[Part of a data file]
• • • •

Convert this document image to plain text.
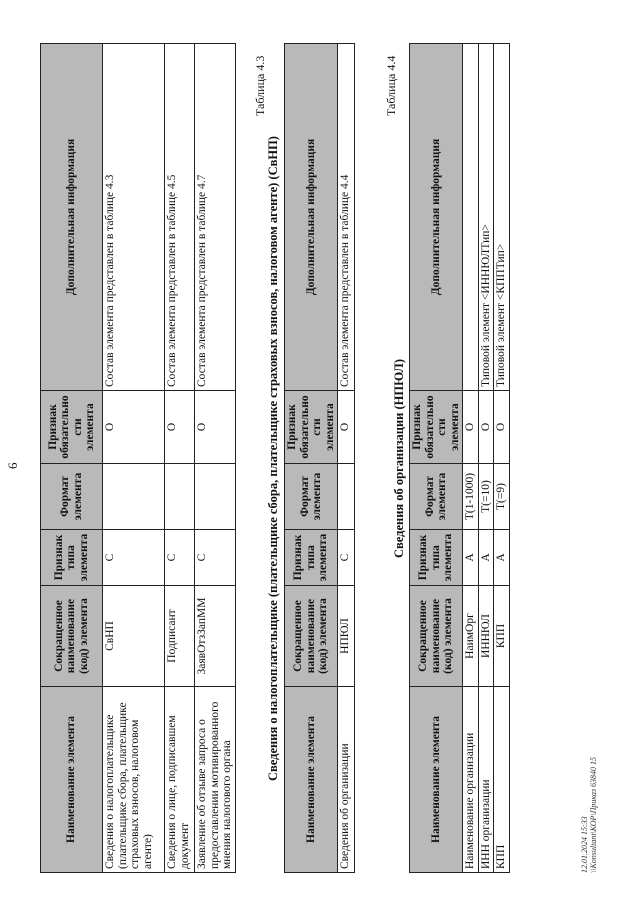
6
Наименование элемента	Сокращенное наименование (код) элемента	Признак типа элемента	Формат элемента	Признак обязательности элемента	Дополнительная информация
Сведения о налогоплательщике (плательщике сбора, плательщике страховых взносов, налоговом агенте)	СвНП	С		О	Состав элемента представлен в таблице 4.3
Сведения о лице, подписавшем документ	Подписант	С		О	Состав элемента представлен в таблице 4.5
Заявление об отзыве запроса о предоставлении мотивированного мнения налогового органа	ЗаявОтзЗапММ	С		О	Состав элемента представлен в таблице 4.7
Таблица 4.3
Сведения о налогоплательщике (плательщике сбора, плательщике страховых взносов, налоговом агенте) (СвНП) Наименование элемента	Сокращенное наименование (код) элемента	Признак типа элемента	Формат элемента	Признак обязательности элемента	Дополнительная информация
Сведения об организации	НПЮЛ	С		О	Состав элемента представлен в таблице 4.4
Таблица 4.4
Сведения об организации (НПЮЛ)
Наименование элемента	Сокращенное наименование (код) элемента	Признак типа элемента	Формат элемента	Признак обязательности элемента	Дополнительная информация
Наименование организации	НаимОрг	А	T(1-1000)	О	
ИНН организации	ИННЮЛ	А	T(=10)	О	Типовой элемент <ИННЮЛТип>
КПП	КПП	А	T(=9)	О	Типовой элемент <КППТип>
12.01.2024 15:33 \\Konsultant\КОР\Приказ 63840 15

• • • •

--- Brief ---
Gather all lines of the records that include the word "таблице".

--- Exercise response ---
Сведения о налогоплательщике (плательщике сбора, плательщике страховых взносов, налоговом агенте)	СвНП	С		О	Состав элемента представлен в таблице 4.3
Сведения о лице, подписавшем документ	Подписант	С		О	Состав элемента представлен в таблице 4.5
Заявление об отзыве запроса о предоставлении мотивированного мнения налогового органа	ЗаявОтзЗапММ	С		О	Состав элемента представлен в таблице 4.7
Сведения об организации	НПЮЛ	С		О	Состав элемента представлен в таблице 4.4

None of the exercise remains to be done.